* _Dataset excerpts_:
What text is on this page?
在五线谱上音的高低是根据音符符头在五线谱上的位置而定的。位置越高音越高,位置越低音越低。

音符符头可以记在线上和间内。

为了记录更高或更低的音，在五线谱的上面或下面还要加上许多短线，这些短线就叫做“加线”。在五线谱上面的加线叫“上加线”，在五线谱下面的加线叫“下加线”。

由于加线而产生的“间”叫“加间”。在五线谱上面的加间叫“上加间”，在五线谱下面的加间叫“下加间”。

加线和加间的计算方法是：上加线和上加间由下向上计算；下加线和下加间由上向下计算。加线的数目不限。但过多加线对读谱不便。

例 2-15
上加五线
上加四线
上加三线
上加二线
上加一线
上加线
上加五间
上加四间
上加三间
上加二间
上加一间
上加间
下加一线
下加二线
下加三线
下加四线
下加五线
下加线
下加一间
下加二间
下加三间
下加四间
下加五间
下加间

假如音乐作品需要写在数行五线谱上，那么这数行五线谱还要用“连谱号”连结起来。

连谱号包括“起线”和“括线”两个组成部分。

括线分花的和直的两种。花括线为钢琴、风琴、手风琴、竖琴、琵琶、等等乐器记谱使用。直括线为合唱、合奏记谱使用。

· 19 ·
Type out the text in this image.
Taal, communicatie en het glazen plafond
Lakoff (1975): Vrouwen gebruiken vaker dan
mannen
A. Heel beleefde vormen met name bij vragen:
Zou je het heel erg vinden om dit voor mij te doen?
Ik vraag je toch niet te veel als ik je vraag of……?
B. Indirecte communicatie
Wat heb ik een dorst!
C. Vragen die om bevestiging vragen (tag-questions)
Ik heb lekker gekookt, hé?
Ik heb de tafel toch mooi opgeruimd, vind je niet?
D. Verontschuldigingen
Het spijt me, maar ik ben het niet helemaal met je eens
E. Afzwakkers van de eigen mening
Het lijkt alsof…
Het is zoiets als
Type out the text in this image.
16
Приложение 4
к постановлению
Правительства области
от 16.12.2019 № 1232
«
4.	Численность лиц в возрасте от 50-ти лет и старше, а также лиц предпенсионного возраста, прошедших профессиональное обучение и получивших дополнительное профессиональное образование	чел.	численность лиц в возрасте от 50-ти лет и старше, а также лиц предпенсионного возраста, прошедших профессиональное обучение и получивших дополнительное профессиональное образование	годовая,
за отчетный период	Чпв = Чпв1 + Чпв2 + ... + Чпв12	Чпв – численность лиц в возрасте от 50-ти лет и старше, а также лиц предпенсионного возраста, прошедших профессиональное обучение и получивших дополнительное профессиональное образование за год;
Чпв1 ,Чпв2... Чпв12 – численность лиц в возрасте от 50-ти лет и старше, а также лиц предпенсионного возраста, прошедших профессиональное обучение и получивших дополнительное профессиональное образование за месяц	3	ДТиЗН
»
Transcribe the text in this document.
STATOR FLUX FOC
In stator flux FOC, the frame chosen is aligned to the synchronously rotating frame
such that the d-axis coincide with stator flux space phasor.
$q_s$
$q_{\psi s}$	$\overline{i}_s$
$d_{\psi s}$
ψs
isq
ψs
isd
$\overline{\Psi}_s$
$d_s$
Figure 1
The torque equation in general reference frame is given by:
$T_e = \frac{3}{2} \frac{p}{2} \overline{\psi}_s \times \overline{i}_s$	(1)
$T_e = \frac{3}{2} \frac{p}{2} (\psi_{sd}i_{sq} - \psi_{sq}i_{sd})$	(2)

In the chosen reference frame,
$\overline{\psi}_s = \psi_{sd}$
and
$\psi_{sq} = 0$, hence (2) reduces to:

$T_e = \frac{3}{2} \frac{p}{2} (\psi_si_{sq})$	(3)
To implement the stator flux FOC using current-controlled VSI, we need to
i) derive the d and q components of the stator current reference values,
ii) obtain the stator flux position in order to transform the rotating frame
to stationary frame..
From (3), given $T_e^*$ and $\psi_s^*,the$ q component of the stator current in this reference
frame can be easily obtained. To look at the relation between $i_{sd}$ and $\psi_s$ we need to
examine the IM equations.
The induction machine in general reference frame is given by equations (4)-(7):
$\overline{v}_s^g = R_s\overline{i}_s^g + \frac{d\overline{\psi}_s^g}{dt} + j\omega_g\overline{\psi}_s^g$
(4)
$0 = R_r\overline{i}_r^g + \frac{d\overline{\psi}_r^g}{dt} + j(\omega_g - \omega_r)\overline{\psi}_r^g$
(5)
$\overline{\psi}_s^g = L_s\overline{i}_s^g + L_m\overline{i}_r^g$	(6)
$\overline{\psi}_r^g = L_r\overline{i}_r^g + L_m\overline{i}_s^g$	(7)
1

* _Written instruction_:
Your task is to repeat each line of the material exactly.

* _Correct response_:
What text is on this page?
在五线谱上音的高低是根据音符符头在五线谱上的位置而定的。位置越高音越高,位置越低音越低。

音符符头可以记在线上和间内。

为了记录更高或更低的音，在五线谱的上面或下面还要加上许多短线，这些短线就叫做“加线”。在五线谱上面的加线叫“上加线”，在五线谱下面的加线叫“下加线”。

由于加线而产生的“间”叫“加间”。在五线谱上面的加间叫“上加间”，在五线谱下面的加间叫“下加间”。

加线和加间的计算方法是：上加线和上加间由下向上计算；下加线和下加间由上向下计算。加线的数目不限。但过多加线对读谱不便。

例 2-15
上加五线
上加四线
上加三线
上加二线
上加一线
上加线
上加五间
上加四间
上加三间
上加二间
上加一间
上加间
下加一线
下加二线
下加三线
下加四线
下加五线
下加线
下加一间
下加二间
下加三间
下加四间
下加五间
下加间

假如音乐作品需要写在数行五线谱上，那么这数行五线谱还要用“连谱号”连结起来。

连谱号包括“起线”和“括线”两个组成部分。

括线分花的和直的两种。花括线为钢琴、风琴、手风琴、竖琴、琵琶、等等乐器记谱使用。直括线为合唱、合奏记谱使用。

· 19 ·
Type out the text in this image.
Taal, communicatie en het glazen plafond
Lakoff (1975): Vrouwen gebruiken vaker dan
mannen
A. Heel beleefde vormen met name bij vragen:
Zou je het heel erg vinden om dit voor mij te doen?
Ik vraag je toch niet te veel als ik je vraag of……?
B. Indirecte communicatie
Wat heb ik een dorst!
C. Vragen die om bevestiging vragen (tag-questions)
Ik heb lekker gekookt, hé?
Ik heb de tafel toch mooi opgeruimd, vind je niet?
D. Verontschuldigingen
Het spijt me, maar ik ben het niet helemaal met je eens
E. Afzwakkers van de eigen mening
Het lijkt alsof…
Het is zoiets als
Type out the text in this image.
16
Приложение 4
к постановлению
Правительства области
от 16.12.2019 № 1232
«
4.	Численность лиц в возрасте от 50-ти лет и старше, а также лиц предпенсионного возраста, прошедших профессиональное обучение и получивших дополнительное профессиональное образование	чел.	численность лиц в возрасте от 50-ти лет и старше, а также лиц предпенсионного возраста, прошедших профессиональное обучение и получивших дополнительное профессиональное образование	годовая,
за отчетный период	Чпв = Чпв1 + Чпв2 + ... + Чпв12	Чпв – численность лиц в возрасте от 50-ти лет и старше, а также лиц предпенсионного возраста, прошедших профессиональное обучение и получивших дополнительное профессиональное образование за год;
Чпв1 ,Чпв2... Чпв12 – численность лиц в возрасте от 50-ти лет и старше, а также лиц предпенсионного возраста, прошедших профессиональное обучение и получивших дополнительное профессиональное образование за месяц	3	ДТиЗН
»
Transcribe the text in this document.
STATOR FLUX FOC
In stator flux FOC, the frame chosen is aligned to the synchronously rotating frame
such that the d-axis coincide with stator flux space phasor.
$q_s$
$q_{\psi s}$	$\overline{i}_s$
$d_{\psi s}$
ψs
isq
ψs
isd
$\overline{\Psi}_s$
$d_s$
Figure 1
The torque equation in general reference frame is given by:
$T_e = \frac{3}{2} \frac{p}{2} \overline{\psi}_s \times \overline{i}_s$	(1)
$T_e = \frac{3}{2} \frac{p}{2} (\psi_{sd}i_{sq} - \psi_{sq}i_{sd})$	(2)

In the chosen reference frame,
$\overline{\psi}_s = \psi_{sd}$
and
$\psi_{sq} = 0$, hence (2) reduces to:

$T_e = \frac{3}{2} \frac{p}{2} (\psi_si_{sq})$	(3)
To implement the stator flux FOC using current-controlled VSI, we need to
i) derive the d and q components of the stator current reference values,
ii) obtain the stator flux position in order to transform the rotating frame
to stationary frame..
From (3), given $T_e^*$ and $\psi_s^*,the$ q component of the stator current in this reference
frame can be easily obtained. To look at the relation between $i_{sd}$ and $\psi_s$ we need to
examine the IM equations.
The induction machine in general reference frame is given by equations (4)-(7):
$\overline{v}_s^g = R_s\overline{i}_s^g + \frac{d\overline{\psi}_s^g}{dt} + j\omega_g\overline{\psi}_s^g$
(4)
$0 = R_r\overline{i}_r^g + \frac{d\overline{\psi}_r^g}{dt} + j(\omega_g - \omega_r)\overline{\psi}_r^g$
(5)
$\overline{\psi}_s^g = L_s\overline{i}_s^g + L_m\overline{i}_r^g$	(6)
$\overline{\psi}_r^g = L_r\overline{i}_r^g + L_m\overline{i}_s^g$	(7)
1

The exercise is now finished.